§ **Written problem**: Starting with the line that contains "What does this", set down each line through the end of the entries below, exactly and with nothing added.

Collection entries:
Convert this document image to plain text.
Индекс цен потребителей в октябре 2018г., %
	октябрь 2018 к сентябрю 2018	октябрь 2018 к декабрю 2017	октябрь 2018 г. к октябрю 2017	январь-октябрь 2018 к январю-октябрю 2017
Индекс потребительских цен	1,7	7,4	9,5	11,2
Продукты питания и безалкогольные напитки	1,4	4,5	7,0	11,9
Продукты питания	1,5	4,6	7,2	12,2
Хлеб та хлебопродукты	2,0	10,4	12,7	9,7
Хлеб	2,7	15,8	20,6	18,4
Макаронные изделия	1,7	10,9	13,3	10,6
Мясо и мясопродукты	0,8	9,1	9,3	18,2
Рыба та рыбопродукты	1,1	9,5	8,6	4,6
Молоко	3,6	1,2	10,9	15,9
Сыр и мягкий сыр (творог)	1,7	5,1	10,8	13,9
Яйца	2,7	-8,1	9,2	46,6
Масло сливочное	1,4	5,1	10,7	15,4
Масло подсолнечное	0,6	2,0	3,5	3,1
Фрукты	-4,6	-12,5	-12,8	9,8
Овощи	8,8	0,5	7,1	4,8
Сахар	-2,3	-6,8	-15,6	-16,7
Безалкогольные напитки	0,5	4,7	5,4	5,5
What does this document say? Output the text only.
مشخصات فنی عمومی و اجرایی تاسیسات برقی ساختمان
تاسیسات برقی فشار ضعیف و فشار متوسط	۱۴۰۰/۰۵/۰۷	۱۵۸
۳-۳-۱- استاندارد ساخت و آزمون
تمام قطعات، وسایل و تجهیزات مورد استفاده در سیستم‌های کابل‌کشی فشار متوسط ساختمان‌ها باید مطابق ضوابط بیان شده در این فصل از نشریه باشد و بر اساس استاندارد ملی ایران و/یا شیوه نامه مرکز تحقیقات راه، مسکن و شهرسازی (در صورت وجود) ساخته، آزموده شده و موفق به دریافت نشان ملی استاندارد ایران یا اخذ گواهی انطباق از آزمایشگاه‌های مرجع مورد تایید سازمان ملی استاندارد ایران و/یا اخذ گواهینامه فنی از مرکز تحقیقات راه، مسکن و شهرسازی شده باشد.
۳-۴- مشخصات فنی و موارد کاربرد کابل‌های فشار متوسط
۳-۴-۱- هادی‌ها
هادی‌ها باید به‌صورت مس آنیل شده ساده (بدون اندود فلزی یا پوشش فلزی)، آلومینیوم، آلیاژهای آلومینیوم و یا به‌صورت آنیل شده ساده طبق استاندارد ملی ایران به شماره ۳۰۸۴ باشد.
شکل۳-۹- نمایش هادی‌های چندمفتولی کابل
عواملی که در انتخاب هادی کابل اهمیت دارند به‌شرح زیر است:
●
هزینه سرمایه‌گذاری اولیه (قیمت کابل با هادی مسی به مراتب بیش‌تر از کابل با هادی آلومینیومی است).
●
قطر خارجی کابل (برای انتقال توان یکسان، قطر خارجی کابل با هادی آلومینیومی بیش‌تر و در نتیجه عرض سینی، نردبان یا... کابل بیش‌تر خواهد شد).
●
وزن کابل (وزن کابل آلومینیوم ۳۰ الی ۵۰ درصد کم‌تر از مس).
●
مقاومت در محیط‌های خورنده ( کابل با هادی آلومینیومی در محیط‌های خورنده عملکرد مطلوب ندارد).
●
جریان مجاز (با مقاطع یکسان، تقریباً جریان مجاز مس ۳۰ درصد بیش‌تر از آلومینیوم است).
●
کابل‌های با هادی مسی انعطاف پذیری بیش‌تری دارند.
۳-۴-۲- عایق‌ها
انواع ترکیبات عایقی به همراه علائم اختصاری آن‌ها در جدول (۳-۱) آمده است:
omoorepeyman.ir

§ **Exercise output**:
What does this document say? Output the text only.
مشخصات فنی عمومی و اجرایی تاسیسات برقی ساختمان
تاسیسات برقی فشار ضعیف و فشار متوسط	۱۴۰۰/۰۵/۰۷	۱۵۸
۳-۳-۱- استاندارد ساخت و آزمون
تمام قطعات، وسایل و تجهیزات مورد استفاده در سیستم‌های کابل‌کشی فشار متوسط ساختمان‌ها باید مطابق ضوابط بیان شده در این فصل از نشریه باشد و بر اساس استاندارد ملی ایران و/یا شیوه نامه مرکز تحقیقات راه، مسکن و شهرسازی (در صورت وجود) ساخته، آزموده شده و موفق به دریافت نشان ملی استاندارد ایران یا اخذ گواهی انطباق از آزمایشگاه‌های مرجع مورد تایید سازمان ملی استاندارد ایران و/یا اخذ گواهینامه فنی از مرکز تحقیقات راه، مسکن و شهرسازی شده باشد.
۳-۴- مشخصات فنی و موارد کاربرد کابل‌های فشار متوسط
۳-۴-۱- هادی‌ها
هادی‌ها باید به‌صورت مس آنیل شده ساده (بدون اندود فلزی یا پوشش فلزی)، آلومینیوم، آلیاژهای آلومینیوم و یا به‌صورت آنیل شده ساده طبق استاندارد ملی ایران به شماره ۳۰۸۴ باشد.
شکل۳-۹- نمایش هادی‌های چندمفتولی کابل
عواملی که در انتخاب هادی کابل اهمیت دارند به‌شرح زیر است:
●
هزینه سرمایه‌گذاری اولیه (قیمت کابل با هادی مسی به مراتب بیش‌تر از کابل با هادی آلومینیومی است).
●
قطر خارجی کابل (برای انتقال توان یکسان، قطر خارجی کابل با هادی آلومینیومی بیش‌تر و در نتیجه عرض سینی، نردبان یا... کابل بیش‌تر خواهد شد).
●
وزن کابل (وزن کابل آلومینیوم ۳۰ الی ۵۰ درصد کم‌تر از مس).
●
مقاومت در محیط‌های خورنده ( کابل با هادی آلومینیومی در محیط‌های خورنده عملکرد مطلوب ندارد).
●
جریان مجاز (با مقاطع یکسان، تقریباً جریان مجاز مس ۳۰ درصد بیش‌تر از آلومینیوم است).
●
کابل‌های با هادی مسی انعطاف پذیری بیش‌تری دارند.
۳-۴-۲- عایق‌ها
انواع ترکیبات عایقی به همراه علائم اختصاری آن‌ها در جدول (۳-۱) آمده است:
omoorepeyman.ir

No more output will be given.